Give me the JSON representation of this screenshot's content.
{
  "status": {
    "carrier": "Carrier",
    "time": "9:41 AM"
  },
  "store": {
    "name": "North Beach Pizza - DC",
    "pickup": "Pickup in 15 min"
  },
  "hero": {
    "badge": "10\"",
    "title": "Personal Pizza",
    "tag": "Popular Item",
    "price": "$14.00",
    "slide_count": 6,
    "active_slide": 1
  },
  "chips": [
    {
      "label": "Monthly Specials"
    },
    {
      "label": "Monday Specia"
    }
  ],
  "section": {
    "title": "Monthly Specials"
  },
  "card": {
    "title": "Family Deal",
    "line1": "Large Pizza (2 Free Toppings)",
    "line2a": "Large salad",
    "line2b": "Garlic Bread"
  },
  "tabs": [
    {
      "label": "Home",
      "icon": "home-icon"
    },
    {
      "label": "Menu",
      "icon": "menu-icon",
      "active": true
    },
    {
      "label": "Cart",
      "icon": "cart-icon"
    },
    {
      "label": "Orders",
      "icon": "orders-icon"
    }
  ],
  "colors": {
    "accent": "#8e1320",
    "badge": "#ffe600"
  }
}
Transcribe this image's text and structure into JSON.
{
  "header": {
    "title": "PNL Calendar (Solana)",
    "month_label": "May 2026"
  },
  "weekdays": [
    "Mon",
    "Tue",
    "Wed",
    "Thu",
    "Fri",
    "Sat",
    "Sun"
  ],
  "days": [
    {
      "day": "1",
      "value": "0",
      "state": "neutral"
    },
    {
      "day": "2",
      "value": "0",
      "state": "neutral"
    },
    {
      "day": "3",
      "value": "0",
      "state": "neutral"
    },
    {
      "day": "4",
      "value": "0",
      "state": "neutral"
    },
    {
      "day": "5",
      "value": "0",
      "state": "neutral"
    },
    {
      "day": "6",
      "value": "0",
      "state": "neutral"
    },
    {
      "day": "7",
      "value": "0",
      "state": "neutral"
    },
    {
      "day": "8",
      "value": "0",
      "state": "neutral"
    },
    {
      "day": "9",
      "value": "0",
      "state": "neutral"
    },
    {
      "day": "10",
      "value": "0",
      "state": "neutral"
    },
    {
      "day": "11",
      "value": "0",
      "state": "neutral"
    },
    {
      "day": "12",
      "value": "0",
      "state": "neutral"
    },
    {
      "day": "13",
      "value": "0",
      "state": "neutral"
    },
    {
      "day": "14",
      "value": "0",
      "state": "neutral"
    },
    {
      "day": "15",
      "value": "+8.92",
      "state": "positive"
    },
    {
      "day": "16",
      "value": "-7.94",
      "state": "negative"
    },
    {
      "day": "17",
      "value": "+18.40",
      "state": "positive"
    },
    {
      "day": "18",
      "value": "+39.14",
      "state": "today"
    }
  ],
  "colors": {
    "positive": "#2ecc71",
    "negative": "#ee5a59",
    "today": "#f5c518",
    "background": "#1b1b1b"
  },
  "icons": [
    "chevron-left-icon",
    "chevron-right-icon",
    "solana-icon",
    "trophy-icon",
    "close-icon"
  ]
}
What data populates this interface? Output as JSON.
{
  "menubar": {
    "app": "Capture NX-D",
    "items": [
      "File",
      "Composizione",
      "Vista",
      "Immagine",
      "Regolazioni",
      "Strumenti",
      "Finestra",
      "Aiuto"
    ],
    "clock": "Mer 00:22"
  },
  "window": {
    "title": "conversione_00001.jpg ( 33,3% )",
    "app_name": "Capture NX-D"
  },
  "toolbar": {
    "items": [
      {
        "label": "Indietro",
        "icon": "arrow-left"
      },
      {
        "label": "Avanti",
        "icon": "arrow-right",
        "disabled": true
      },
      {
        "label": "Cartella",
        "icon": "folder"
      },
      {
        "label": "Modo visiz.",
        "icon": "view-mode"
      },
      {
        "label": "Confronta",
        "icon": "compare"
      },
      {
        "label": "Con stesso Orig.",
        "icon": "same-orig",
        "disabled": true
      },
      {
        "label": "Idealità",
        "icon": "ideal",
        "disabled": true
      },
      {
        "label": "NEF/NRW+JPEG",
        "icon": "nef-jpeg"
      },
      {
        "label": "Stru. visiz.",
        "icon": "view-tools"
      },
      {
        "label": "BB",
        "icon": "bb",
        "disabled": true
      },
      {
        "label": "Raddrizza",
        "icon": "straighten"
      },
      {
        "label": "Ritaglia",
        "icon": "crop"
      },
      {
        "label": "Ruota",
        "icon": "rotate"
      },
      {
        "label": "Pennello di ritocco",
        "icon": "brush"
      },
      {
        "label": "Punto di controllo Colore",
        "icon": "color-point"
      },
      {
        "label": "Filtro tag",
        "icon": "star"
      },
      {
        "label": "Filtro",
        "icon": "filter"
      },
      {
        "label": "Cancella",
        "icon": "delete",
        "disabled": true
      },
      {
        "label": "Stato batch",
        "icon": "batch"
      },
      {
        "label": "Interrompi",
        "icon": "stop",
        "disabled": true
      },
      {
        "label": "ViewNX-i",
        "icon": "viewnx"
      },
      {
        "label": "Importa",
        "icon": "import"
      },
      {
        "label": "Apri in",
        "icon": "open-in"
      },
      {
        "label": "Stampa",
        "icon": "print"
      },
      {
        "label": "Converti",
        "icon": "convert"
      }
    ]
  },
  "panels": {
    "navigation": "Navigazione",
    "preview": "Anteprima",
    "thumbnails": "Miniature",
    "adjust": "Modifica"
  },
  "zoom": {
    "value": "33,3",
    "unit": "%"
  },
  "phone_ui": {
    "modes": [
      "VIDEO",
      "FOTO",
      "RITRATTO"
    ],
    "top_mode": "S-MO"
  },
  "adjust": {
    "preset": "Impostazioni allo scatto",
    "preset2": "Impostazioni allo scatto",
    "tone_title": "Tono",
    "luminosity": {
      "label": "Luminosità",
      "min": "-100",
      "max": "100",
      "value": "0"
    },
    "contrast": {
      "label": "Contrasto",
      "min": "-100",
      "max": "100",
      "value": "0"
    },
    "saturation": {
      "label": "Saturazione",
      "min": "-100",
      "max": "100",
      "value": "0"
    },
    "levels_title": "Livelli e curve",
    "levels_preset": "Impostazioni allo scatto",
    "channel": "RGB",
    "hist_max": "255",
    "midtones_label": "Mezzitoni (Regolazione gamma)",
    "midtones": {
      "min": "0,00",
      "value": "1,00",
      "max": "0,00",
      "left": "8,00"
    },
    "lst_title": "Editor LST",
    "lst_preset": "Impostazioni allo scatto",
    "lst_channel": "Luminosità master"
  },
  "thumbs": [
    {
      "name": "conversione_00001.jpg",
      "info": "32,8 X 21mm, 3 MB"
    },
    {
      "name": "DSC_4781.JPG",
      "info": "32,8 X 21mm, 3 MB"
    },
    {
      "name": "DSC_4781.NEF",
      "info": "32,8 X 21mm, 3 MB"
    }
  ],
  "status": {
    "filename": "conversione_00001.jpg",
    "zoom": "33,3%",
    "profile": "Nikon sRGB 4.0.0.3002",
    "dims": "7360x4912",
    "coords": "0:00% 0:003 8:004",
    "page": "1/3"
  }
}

*-*-*

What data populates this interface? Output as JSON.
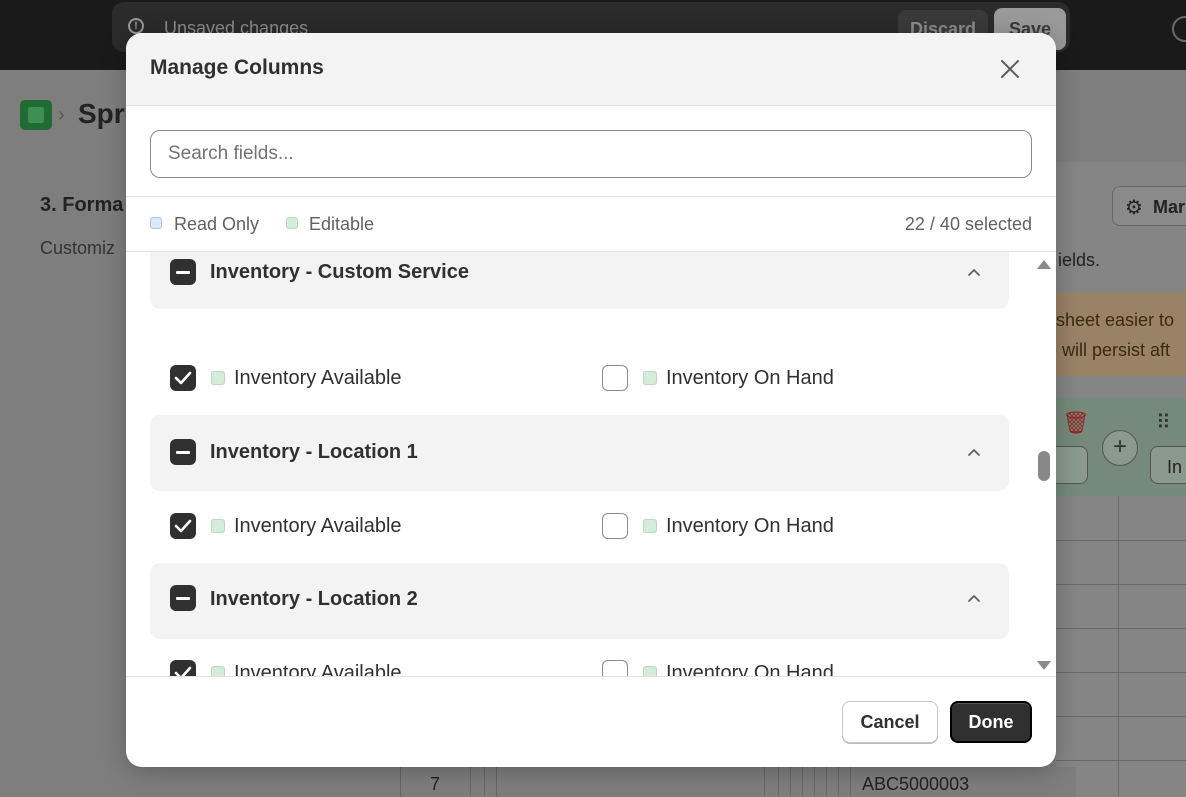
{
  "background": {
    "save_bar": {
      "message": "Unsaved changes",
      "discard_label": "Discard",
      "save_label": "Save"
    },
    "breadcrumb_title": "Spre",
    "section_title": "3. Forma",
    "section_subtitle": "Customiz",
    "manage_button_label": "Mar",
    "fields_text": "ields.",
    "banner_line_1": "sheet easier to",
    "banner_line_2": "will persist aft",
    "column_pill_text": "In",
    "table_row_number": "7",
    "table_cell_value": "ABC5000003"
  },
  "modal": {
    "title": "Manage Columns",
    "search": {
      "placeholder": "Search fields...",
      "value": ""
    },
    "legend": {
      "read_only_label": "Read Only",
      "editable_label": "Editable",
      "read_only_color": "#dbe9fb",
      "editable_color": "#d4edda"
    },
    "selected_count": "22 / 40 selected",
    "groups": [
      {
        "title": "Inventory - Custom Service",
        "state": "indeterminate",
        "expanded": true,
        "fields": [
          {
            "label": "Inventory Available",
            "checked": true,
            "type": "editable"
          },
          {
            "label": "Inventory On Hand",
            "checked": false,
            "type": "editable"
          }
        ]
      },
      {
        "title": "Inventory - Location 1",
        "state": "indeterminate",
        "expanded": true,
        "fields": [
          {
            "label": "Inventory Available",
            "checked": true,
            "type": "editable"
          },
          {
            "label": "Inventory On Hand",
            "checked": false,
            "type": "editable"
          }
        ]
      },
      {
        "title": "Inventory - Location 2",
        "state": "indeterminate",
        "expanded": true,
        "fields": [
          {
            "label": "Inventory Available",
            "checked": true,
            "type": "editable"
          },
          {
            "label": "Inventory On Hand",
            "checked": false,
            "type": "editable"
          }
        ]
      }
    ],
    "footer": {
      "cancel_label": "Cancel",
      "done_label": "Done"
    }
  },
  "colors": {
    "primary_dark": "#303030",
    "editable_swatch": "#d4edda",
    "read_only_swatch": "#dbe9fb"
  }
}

*-*-*

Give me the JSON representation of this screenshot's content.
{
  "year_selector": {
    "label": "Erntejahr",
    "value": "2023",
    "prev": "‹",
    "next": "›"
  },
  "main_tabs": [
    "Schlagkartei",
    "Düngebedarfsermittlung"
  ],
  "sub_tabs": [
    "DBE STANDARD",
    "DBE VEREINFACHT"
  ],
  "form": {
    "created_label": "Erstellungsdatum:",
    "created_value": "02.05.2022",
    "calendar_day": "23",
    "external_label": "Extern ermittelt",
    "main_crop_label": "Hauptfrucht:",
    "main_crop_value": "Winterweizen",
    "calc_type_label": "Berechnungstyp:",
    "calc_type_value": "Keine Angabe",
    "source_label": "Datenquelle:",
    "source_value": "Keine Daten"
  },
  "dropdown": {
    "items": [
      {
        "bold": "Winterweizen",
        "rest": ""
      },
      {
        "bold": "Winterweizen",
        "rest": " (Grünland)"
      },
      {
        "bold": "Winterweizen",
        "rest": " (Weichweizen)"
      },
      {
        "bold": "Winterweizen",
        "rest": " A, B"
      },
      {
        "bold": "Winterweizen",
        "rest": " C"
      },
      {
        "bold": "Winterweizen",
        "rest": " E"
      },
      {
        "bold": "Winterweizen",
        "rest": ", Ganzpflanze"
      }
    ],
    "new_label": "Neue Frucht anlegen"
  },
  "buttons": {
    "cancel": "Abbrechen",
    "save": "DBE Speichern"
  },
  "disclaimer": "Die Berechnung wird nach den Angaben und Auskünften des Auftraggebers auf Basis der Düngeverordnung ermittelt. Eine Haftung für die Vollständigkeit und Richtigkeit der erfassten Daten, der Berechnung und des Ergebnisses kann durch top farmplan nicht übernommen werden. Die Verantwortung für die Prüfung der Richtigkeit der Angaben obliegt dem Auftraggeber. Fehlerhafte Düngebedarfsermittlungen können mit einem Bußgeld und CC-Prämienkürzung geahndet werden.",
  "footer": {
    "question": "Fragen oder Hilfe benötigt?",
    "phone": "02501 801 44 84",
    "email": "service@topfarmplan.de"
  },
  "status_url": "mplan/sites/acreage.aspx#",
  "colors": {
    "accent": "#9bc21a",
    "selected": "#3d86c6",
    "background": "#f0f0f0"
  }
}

*-*-*

◆ GIVEN PROBLEM ◆
Tally how many lines of the records hold the word "Large". Answer with the number only.

◆ OUTPUT OF THE EXERCISE ◆
2